## WRITTEN TASK 1
Reproduce the entries below word for word, beginning with the first entry and ending with the line that contains "screen-right-bezel bbox=[846, 18, 860, 558]", including that line.

**** SUPPLIED TEXT

Average per capita fish and seafood consumption is 20 kg or 44 lbs a year
|Region/economic class||Total aquatic food consumption (million tonnes, live weight equivalent)||Per capita aquatic food consumption (kg/capita/year)|
|World, excluding China||100.3||16.0|
|Latin America and the Caribbean||6.4||9.9|
There are two major ways to produce fish and seafood: catch or farm. The major story of the 21st century is the stable catch of wild fish and seafood, about 90 million tons a year, and the rising share of farmed fish and seafood, about 90 million tons a year.
Aquaculture accounts for half of the world’s fish and seafood tonnage
China accounts a third of the global fish and seafood volume, both caught and farmed, followed by Norway and Vietnam. A third of the world’s fish and seafood are exported, some 60 million tons worth $150 billion in 2020, making the 60 million tons traded worth $2,500 a ton or $1.25 a pound. Most of the fish and seafood that is traded is frozen.

********
**** SUPPLIED INFORMATION

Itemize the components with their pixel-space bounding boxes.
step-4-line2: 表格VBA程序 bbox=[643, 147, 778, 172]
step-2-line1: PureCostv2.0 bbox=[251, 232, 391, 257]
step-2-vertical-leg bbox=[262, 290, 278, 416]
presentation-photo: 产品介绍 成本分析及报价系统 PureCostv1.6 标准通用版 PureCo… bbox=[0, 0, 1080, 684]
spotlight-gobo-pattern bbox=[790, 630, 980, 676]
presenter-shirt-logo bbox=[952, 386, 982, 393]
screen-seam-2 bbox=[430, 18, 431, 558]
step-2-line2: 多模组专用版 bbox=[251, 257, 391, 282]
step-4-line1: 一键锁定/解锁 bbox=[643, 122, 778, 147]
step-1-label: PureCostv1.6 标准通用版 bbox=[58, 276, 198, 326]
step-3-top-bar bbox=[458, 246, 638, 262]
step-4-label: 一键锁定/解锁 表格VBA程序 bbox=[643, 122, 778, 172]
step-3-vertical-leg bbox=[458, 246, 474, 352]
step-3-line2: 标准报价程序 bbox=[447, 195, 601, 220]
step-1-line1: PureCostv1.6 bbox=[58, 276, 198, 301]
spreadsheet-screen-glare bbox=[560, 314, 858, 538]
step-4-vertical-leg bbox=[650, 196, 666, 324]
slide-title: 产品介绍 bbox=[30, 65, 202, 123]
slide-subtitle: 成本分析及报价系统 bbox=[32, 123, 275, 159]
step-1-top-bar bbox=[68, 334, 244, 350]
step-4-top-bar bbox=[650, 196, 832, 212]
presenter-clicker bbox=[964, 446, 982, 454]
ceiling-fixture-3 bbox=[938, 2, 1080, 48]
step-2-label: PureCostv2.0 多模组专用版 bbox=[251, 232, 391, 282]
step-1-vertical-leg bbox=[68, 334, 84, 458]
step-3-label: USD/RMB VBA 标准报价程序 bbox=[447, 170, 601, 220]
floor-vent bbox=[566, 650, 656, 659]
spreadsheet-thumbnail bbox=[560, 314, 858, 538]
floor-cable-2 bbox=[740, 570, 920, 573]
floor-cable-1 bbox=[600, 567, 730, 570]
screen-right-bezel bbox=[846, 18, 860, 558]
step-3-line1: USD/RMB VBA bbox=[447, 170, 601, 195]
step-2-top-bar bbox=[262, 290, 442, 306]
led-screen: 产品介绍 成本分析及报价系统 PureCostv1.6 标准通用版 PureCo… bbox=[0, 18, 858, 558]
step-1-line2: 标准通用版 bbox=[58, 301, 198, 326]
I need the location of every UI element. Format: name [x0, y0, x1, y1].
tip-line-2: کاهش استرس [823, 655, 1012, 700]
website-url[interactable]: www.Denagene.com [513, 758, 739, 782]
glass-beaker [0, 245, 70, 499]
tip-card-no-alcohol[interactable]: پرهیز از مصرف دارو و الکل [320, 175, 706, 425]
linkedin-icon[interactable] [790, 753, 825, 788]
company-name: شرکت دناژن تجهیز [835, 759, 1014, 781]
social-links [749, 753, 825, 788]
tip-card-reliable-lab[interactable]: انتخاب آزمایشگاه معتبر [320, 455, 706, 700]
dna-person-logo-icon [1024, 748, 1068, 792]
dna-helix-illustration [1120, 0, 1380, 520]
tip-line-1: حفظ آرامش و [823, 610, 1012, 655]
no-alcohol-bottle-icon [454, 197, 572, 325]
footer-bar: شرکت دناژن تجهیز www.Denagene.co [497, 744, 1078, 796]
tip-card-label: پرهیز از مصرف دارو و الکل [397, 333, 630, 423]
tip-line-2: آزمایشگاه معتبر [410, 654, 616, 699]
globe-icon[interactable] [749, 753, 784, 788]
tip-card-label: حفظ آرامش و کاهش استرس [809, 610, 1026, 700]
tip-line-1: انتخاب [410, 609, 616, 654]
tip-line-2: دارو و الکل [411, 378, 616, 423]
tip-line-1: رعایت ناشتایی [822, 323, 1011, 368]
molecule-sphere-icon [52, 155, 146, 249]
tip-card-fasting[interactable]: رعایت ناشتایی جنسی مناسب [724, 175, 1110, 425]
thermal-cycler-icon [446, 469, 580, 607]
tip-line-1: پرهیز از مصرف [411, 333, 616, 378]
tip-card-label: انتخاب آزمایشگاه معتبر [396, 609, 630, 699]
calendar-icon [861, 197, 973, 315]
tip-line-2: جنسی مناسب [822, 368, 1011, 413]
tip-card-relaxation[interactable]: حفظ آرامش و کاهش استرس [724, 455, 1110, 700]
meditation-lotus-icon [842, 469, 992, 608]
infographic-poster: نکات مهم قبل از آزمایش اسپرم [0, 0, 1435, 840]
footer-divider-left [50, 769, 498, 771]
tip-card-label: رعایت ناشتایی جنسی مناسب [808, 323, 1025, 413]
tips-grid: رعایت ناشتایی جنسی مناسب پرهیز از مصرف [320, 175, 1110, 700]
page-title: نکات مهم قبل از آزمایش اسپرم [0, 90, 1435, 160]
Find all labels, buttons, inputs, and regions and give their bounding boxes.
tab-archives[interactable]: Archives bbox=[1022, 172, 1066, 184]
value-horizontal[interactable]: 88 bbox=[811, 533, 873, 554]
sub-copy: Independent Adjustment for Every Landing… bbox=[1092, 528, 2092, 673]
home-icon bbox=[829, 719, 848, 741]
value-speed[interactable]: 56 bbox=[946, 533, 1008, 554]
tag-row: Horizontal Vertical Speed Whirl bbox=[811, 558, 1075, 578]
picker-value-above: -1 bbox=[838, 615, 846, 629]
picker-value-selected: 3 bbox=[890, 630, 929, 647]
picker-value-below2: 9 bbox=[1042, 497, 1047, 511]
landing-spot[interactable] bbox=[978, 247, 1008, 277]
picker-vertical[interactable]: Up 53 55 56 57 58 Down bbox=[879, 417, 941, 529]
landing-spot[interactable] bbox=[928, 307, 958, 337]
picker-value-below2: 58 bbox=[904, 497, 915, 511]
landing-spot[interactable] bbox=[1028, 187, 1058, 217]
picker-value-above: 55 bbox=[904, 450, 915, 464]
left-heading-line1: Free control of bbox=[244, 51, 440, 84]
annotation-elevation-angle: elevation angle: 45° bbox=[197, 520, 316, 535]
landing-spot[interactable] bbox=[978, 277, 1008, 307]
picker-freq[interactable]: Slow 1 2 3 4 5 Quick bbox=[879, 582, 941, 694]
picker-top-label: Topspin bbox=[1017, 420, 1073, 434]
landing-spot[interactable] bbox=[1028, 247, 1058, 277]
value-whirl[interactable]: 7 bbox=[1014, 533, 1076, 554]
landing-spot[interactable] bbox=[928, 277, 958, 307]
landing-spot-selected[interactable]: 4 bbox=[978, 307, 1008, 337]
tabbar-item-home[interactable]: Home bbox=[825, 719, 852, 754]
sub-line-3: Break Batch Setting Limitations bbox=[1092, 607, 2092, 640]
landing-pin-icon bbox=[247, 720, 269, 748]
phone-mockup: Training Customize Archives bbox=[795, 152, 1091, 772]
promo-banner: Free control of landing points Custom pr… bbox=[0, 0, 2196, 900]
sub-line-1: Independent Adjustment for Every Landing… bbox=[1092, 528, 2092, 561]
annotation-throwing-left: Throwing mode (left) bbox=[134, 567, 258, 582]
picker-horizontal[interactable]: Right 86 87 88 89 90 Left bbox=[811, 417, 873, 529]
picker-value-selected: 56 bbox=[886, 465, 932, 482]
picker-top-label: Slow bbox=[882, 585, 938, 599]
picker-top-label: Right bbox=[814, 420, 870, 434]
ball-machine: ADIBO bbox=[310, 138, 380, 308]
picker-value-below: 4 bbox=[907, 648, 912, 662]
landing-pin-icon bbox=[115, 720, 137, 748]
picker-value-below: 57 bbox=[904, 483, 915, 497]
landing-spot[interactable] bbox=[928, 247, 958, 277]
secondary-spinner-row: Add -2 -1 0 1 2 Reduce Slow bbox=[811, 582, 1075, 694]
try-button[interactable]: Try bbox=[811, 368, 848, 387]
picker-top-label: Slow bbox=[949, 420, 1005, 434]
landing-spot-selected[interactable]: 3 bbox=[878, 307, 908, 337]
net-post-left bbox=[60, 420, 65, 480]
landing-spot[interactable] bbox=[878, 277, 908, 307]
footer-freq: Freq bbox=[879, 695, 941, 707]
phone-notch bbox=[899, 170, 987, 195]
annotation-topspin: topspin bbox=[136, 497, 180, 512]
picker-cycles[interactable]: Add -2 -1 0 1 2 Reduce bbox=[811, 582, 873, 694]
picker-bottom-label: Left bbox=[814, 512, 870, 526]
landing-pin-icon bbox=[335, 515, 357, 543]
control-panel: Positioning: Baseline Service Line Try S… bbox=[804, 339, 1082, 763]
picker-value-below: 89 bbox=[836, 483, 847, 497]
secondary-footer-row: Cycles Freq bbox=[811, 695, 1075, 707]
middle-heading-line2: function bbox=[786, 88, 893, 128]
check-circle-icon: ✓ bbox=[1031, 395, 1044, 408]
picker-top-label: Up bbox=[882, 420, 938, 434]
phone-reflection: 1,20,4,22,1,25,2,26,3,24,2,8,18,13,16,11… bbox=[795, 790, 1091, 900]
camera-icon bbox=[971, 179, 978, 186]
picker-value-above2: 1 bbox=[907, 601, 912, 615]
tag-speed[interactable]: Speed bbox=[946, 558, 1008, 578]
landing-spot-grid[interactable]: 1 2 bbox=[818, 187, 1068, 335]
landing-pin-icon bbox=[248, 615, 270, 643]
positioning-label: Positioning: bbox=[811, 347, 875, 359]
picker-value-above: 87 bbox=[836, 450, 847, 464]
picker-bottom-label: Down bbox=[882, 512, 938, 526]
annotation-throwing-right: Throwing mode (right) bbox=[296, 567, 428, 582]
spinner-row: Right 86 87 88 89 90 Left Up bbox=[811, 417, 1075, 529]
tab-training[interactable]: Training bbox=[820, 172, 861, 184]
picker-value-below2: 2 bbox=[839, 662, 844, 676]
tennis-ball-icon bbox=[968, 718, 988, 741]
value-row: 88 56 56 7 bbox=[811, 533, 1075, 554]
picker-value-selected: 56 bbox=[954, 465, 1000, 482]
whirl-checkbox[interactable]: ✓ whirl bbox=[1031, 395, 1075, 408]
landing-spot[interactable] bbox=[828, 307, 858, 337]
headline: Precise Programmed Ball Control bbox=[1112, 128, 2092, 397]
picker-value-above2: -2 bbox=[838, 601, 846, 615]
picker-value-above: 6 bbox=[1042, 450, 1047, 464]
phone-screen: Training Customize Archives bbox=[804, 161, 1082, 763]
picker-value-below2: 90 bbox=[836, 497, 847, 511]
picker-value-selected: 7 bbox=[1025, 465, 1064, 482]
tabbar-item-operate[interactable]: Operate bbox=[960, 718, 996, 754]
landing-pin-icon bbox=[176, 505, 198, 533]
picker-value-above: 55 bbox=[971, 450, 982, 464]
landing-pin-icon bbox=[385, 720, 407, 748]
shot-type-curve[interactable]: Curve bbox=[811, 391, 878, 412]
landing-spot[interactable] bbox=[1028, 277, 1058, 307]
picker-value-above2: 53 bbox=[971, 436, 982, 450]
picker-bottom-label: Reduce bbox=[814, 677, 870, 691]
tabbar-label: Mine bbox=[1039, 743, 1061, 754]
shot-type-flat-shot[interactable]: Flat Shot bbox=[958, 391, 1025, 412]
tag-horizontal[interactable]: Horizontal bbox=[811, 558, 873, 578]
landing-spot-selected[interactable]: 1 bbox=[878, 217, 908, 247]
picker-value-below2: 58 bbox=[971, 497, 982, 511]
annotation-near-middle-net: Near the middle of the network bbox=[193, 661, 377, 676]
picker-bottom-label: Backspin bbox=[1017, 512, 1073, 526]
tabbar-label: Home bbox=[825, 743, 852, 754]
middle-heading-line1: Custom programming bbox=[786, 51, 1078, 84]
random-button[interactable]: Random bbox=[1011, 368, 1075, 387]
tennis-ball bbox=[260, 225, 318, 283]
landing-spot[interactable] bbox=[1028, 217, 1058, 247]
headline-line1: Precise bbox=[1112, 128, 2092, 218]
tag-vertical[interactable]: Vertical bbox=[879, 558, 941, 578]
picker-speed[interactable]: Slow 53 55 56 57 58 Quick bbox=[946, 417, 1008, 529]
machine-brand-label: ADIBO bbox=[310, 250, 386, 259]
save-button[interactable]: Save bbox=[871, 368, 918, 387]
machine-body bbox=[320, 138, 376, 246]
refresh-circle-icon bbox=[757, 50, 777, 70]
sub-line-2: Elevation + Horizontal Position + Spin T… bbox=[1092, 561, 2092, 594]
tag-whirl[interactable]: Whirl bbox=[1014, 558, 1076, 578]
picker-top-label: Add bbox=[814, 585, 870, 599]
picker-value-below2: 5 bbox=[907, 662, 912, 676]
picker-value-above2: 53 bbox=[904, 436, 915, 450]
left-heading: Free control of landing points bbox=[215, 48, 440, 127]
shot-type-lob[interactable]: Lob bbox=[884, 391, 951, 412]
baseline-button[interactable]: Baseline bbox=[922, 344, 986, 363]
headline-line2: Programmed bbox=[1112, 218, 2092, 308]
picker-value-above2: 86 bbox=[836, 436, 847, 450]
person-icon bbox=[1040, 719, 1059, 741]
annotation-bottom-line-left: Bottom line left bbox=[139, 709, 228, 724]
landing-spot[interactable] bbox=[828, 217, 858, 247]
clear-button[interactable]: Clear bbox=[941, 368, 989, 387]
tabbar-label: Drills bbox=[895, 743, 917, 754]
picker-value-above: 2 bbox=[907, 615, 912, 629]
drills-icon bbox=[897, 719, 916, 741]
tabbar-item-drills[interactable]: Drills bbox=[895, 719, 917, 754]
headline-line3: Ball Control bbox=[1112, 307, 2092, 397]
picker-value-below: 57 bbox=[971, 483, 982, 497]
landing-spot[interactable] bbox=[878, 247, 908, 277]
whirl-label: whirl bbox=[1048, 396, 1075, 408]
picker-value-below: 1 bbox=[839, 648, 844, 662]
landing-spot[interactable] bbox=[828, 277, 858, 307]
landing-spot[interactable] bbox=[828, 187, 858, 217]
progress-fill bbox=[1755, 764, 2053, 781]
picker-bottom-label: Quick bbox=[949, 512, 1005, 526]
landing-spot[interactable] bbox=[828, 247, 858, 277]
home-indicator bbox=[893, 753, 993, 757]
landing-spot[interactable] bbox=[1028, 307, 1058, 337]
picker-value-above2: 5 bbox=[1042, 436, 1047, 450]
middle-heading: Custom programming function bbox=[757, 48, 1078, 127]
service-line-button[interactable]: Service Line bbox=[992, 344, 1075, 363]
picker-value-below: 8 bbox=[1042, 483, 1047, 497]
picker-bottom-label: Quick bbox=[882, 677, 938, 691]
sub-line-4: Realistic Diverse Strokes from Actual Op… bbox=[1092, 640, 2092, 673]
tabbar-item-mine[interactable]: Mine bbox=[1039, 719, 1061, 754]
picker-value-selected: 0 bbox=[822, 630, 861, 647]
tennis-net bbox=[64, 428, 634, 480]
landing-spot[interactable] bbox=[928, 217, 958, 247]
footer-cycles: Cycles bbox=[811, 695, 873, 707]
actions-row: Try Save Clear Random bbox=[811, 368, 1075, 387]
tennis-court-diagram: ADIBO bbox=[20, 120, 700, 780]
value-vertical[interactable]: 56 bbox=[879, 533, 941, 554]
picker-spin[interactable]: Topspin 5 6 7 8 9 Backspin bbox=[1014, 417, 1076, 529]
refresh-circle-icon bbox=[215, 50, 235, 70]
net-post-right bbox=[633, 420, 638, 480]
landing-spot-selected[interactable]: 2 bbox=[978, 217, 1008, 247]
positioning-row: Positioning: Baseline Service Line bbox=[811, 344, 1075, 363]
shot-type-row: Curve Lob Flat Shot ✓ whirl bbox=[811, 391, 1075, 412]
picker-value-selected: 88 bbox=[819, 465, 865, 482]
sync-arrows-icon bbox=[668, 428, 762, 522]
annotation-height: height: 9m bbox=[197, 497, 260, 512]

********

## WRITTEN TASK 2
Extend the passage on global fish and seafood consumption, starting right after its last sentence.

## EXPECTED OUTPUT 1
Itemize the components with their pixel-space bounding boxes.
step-4-line2: 表格VBA程序 bbox=[643, 147, 778, 172]
step-2-line1: PureCostv2.0 bbox=[251, 232, 391, 257]
step-2-vertical-leg bbox=[262, 290, 278, 416]
presentation-photo: 产品介绍 成本分析及报价系统 PureCostv1.6 标准通用版 PureCo… bbox=[0, 0, 1080, 684]
spotlight-gobo-pattern bbox=[790, 630, 980, 676]
presenter-shirt-logo bbox=[952, 386, 982, 393]
screen-seam-2 bbox=[430, 18, 431, 558]
step-2-line2: 多模组专用版 bbox=[251, 257, 391, 282]
step-4-line1: 一键锁定/解锁 bbox=[643, 122, 778, 147]
step-1-label: PureCostv1.6 标准通用版 bbox=[58, 276, 198, 326]
step-3-top-bar bbox=[458, 246, 638, 262]
step-4-label: 一键锁定/解锁 表格VBA程序 bbox=[643, 122, 778, 172]
step-3-vertical-leg bbox=[458, 246, 474, 352]
step-3-line2: 标准报价程序 bbox=[447, 195, 601, 220]
step-1-line1: PureCostv1.6 bbox=[58, 276, 198, 301]
spreadsheet-screen-glare bbox=[560, 314, 858, 538]
step-4-vertical-leg bbox=[650, 196, 666, 324]
slide-title: 产品介绍 bbox=[30, 65, 202, 123]
slide-subtitle: 成本分析及报价系统 bbox=[32, 123, 275, 159]
step-1-top-bar bbox=[68, 334, 244, 350]
step-4-top-bar bbox=[650, 196, 832, 212]
presenter-clicker bbox=[964, 446, 982, 454]
ceiling-fixture-3 bbox=[938, 2, 1080, 48]
step-2-label: PureCostv2.0 多模组专用版 bbox=[251, 232, 391, 282]
step-1-vertical-leg bbox=[68, 334, 84, 458]
step-3-label: USD/RMB VBA 标准报价程序 bbox=[447, 170, 601, 220]
floor-vent bbox=[566, 650, 656, 659]
spreadsheet-thumbnail bbox=[560, 314, 858, 538]
floor-cable-2 bbox=[740, 570, 920, 573]
floor-cable-1 bbox=[600, 567, 730, 570]
screen-right-bezel bbox=[846, 18, 860, 558]

## EXPECTED OUTPUT 2
The EU accounted for a third of global fish and seafood imports, followed by the US with 15 percent and China and Japan, 10 percent each. The top exporters of fish and seafood were China, 12 percent of global exports by value, followed by Norway, eight percent, and Vietnam, Chile, India, and Thailand, about five percent each.
Wild. Some 90 million tons of wild fish were caught in 2020, including 80 million tons from marine waters and 10 million tons from inland waters, by 4.1 million fishing boats, including 2.5 million that are motorized. Finfish are the most caught wild fish led by anchovies. The four high-value groups were tuna, cephalopods or mollusks such as squid and octopus, shrimp, and lobster.
The top 10 countries capturing the most fish were led by China, which accounted for 15 percent of the global catch, and followed by Indonesia and Peru, seven percent each. The top 10 capture-fish countries accounted for 57 percent of the global catch; only Bangladesh caught more wild fish inland than in the sea.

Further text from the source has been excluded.